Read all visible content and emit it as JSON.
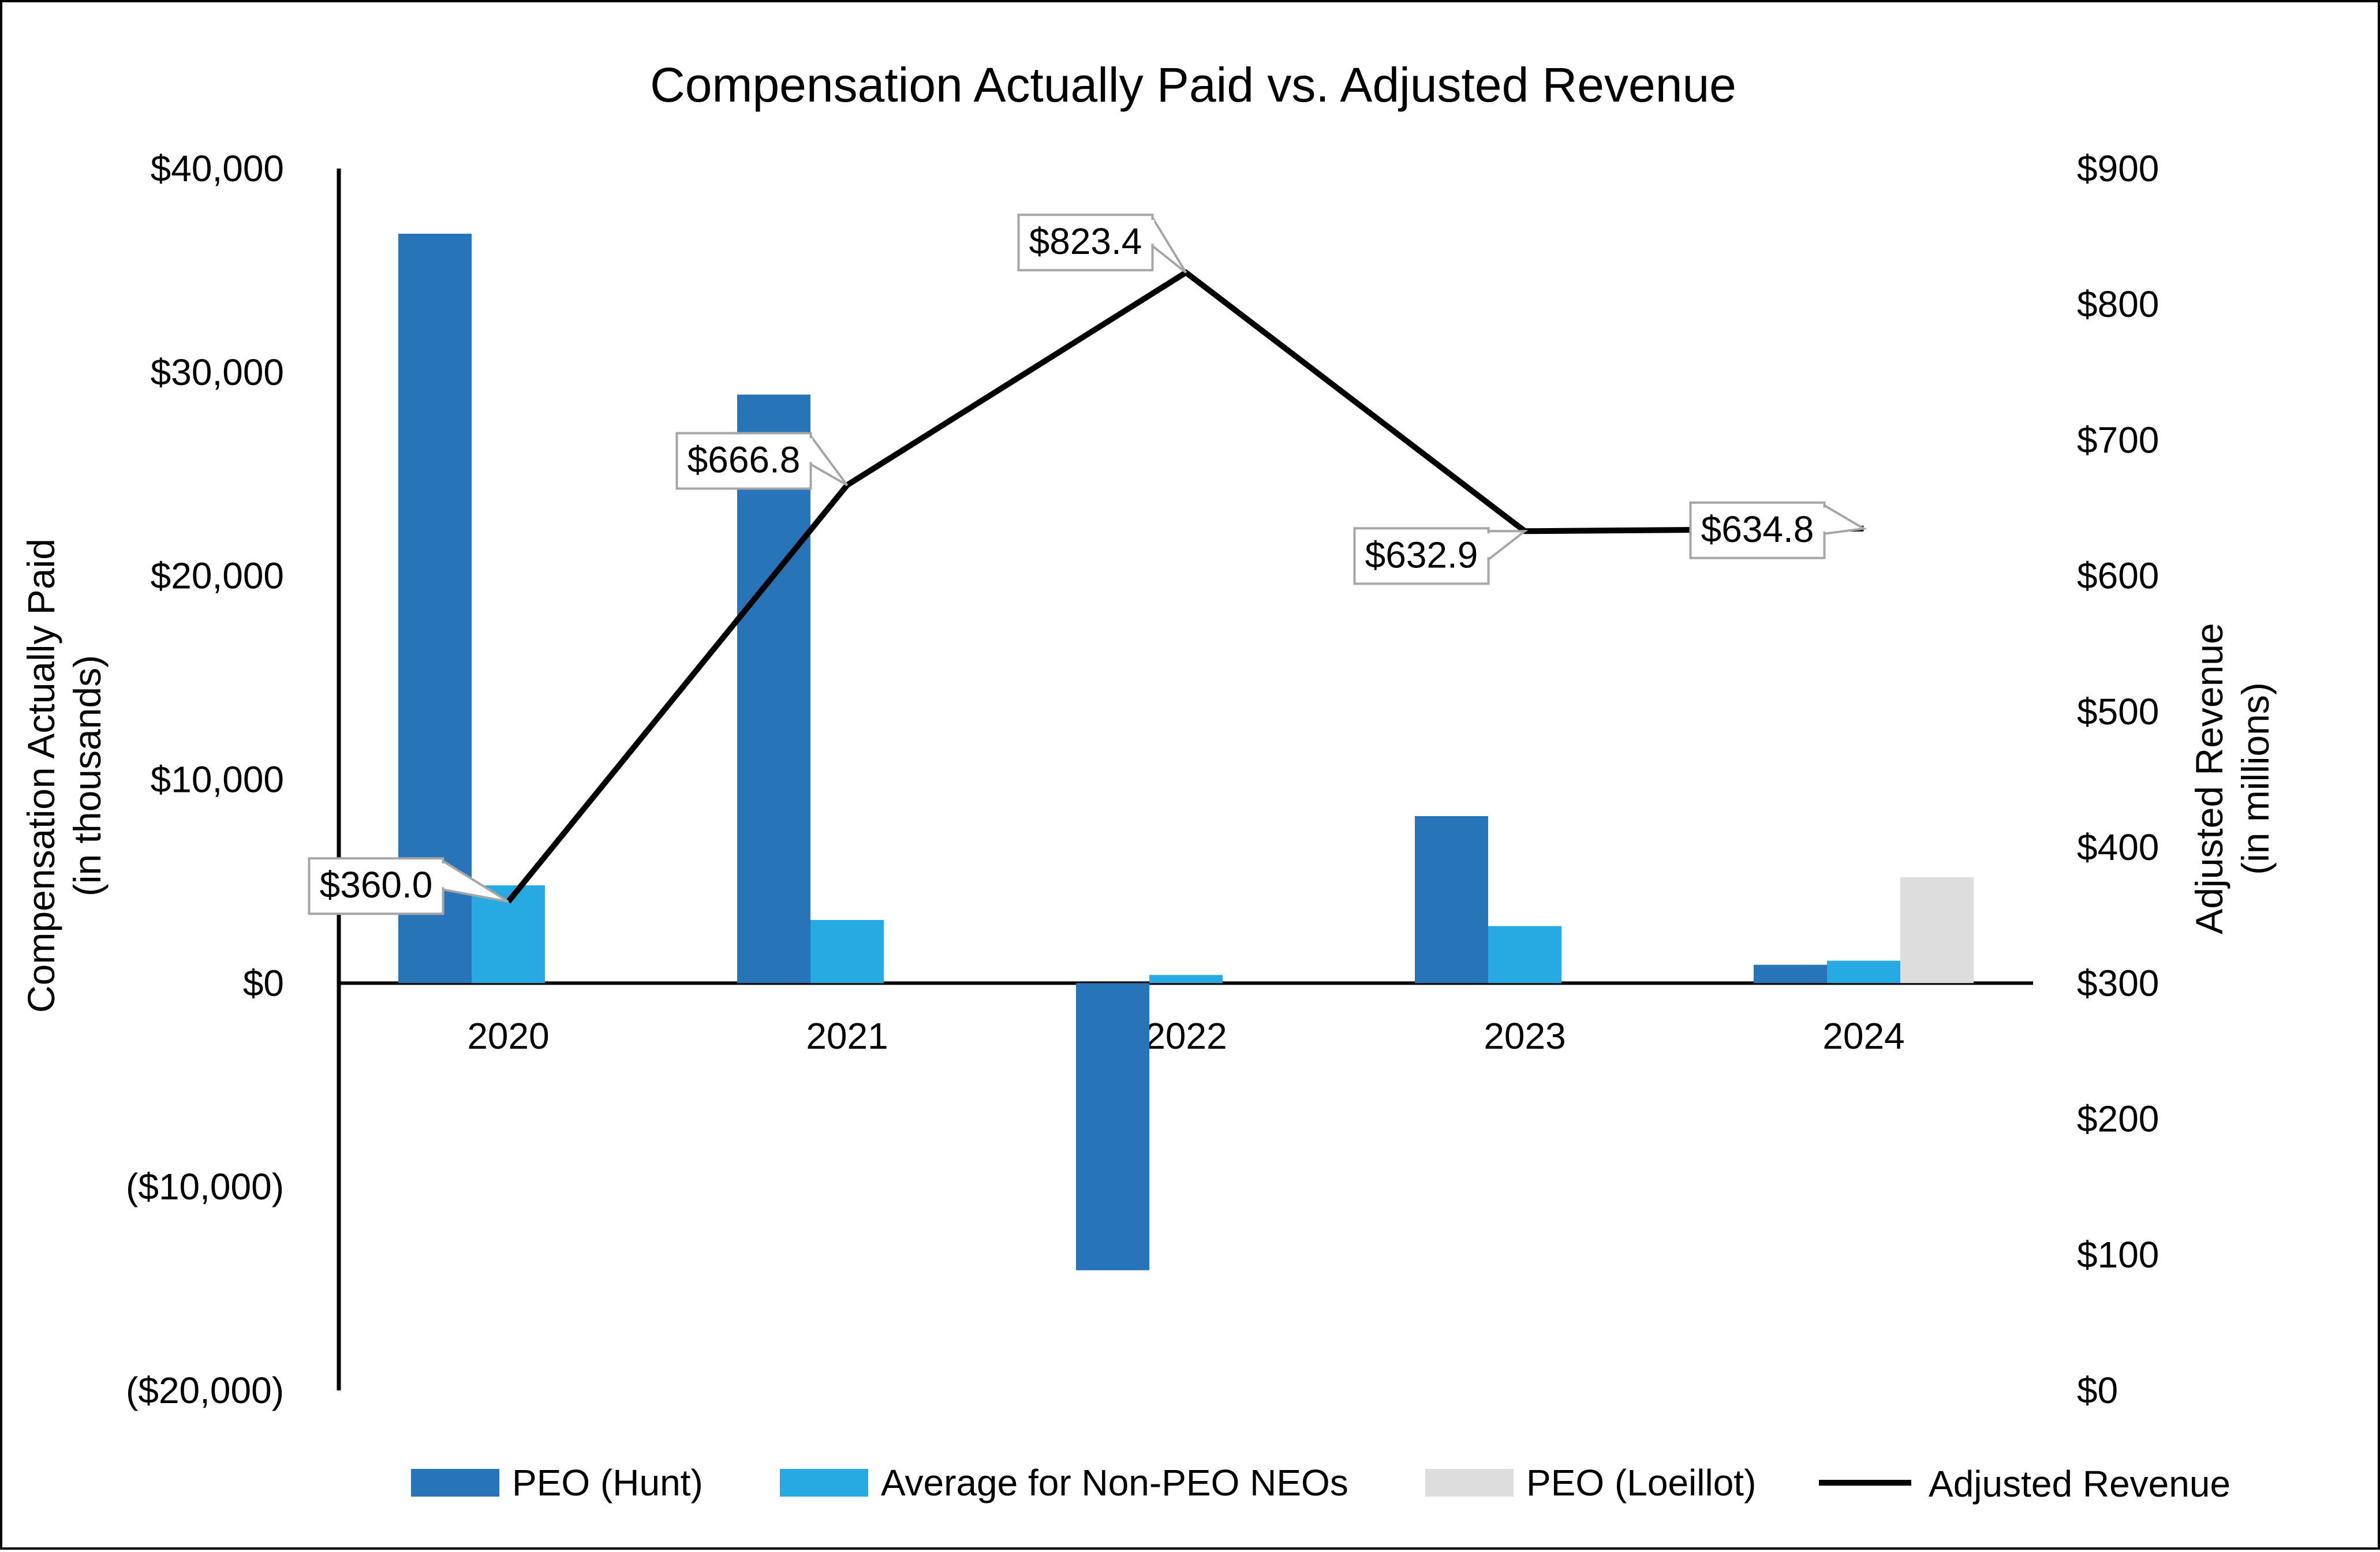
{
  "chart_data": {
    "type": "bar",
    "title": "Compensation Actually Paid vs. Adjusted Revenue",
    "categories": [
      "2020",
      "2021",
      "2022",
      "2023",
      "2024"
    ],
    "y_left": {
      "label_lines": [
        "Compensation Actually Paid",
        "(in thousands)"
      ],
      "ylim": [
        -20000,
        40000
      ],
      "ticks": [
        {
          "value": 40000,
          "label": "$40,000"
        },
        {
          "value": 30000,
          "label": "$30,000"
        },
        {
          "value": 20000,
          "label": "$20,000"
        },
        {
          "value": 10000,
          "label": "$10,000"
        },
        {
          "value": 0,
          "label": "$0"
        },
        {
          "value": -10000,
          "label": "($10,000)"
        },
        {
          "value": -20000,
          "label": "($20,000)"
        }
      ]
    },
    "y_right": {
      "label_lines": [
        "Adjusted Revenue",
        "(in millions)"
      ],
      "ylim": [
        0,
        900
      ],
      "ticks": [
        {
          "value": 900,
          "label": "$900"
        },
        {
          "value": 800,
          "label": "$800"
        },
        {
          "value": 700,
          "label": "$700"
        },
        {
          "value": 600,
          "label": "$600"
        },
        {
          "value": 500,
          "label": "$500"
        },
        {
          "value": 400,
          "label": "$400"
        },
        {
          "value": 300,
          "label": "$300"
        },
        {
          "value": 200,
          "label": "$200"
        },
        {
          "value": 100,
          "label": "$100"
        },
        {
          "value": 0,
          "label": "$0"
        }
      ]
    },
    "series": [
      {
        "name": "PEO (Hunt)",
        "kind": "bar",
        "axis": "left",
        "color": "#2874B8",
        "values": [
          36800,
          28900,
          -14100,
          8200,
          900
        ]
      },
      {
        "name": "Average for Non-PEO NEOs",
        "kind": "bar",
        "axis": "left",
        "color": "#27AAE1",
        "values": [
          4800,
          3100,
          400,
          2800,
          1100
        ]
      },
      {
        "name": "PEO (Loeillot)",
        "kind": "bar",
        "axis": "left",
        "color": "#DDDDDE",
        "values": [
          null,
          null,
          null,
          null,
          5200
        ]
      },
      {
        "name": "Adjusted Revenue",
        "kind": "line",
        "axis": "right",
        "color": "#000000",
        "values": [
          360.0,
          666.8,
          823.4,
          632.9,
          634.8
        ],
        "labels": [
          "$360.0",
          "$666.8",
          "$823.4",
          "$632.9",
          "$634.8"
        ]
      }
    ],
    "legend_position": "bottom",
    "grid": false
  }
}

• What is needed:
Set down the records in full and exactly. Do not carry over any image.

• Task output:
Read all visible content and emit it as JSON.
{
  "chart_data": {
    "type": "bar",
    "title": "Compensation Actually Paid vs. Adjusted Revenue",
    "categories": [
      "2020",
      "2021",
      "2022",
      "2023",
      "2024"
    ],
    "y_left": {
      "label_lines": [
        "Compensation Actually Paid",
        "(in thousands)"
      ],
      "ylim": [
        -20000,
        40000
      ],
      "ticks": [
        {
          "value": 40000,
          "label": "$40,000"
        },
        {
          "value": 30000,
          "label": "$30,000"
        },
        {
          "value": 20000,
          "label": "$20,000"
        },
        {
          "value": 10000,
          "label": "$10,000"
        },
        {
          "value": 0,
          "label": "$0"
        },
        {
          "value": -10000,
          "label": "($10,000)"
        },
        {
          "value": -20000,
          "label": "($20,000)"
        }
      ]
    },
    "y_right": {
      "label_lines": [
        "Adjusted Revenue",
        "(in millions)"
      ],
      "ylim": [
        0,
        900
      ],
      "ticks": [
        {
          "value": 900,
          "label": "$900"
        },
        {
          "value": 800,
          "label": "$800"
        },
        {
          "value": 700,
          "label": "$700"
        },
        {
          "value": 600,
          "label": "$600"
        },
        {
          "value": 500,
          "label": "$500"
        },
        {
          "value": 400,
          "label": "$400"
        },
        {
          "value": 300,
          "label": "$300"
        },
        {
          "value": 200,
          "label": "$200"
        },
        {
          "value": 100,
          "label": "$100"
        },
        {
          "value": 0,
          "label": "$0"
        }
      ]
    },
    "series": [
      {
        "name": "PEO (Hunt)",
        "kind": "bar",
        "axis": "left",
        "color": "#2874B8",
        "values": [
          36800,
          28900,
          -14100,
          8200,
          900
        ]
      },
      {
        "name": "Average for Non-PEO NEOs",
        "kind": "bar",
        "axis": "left",
        "color": "#27AAE1",
        "values": [
          4800,
          3100,
          400,
          2800,
          1100
        ]
      },
      {
        "name": "PEO (Loeillot)",
        "kind": "bar",
        "axis": "left",
        "color": "#DDDDDE",
        "values": [
          null,
          null,
          null,
          null,
          5200
        ]
      },
      {
        "name": "Adjusted Revenue",
        "kind": "line",
        "axis": "right",
        "color": "#000000",
        "values": [
          360.0,
          666.8,
          823.4,
          632.9,
          634.8
        ],
        "labels": [
          "$360.0",
          "$666.8",
          "$823.4",
          "$632.9",
          "$634.8"
        ]
      }
    ],
    "legend_position": "bottom",
    "grid": false
  }
}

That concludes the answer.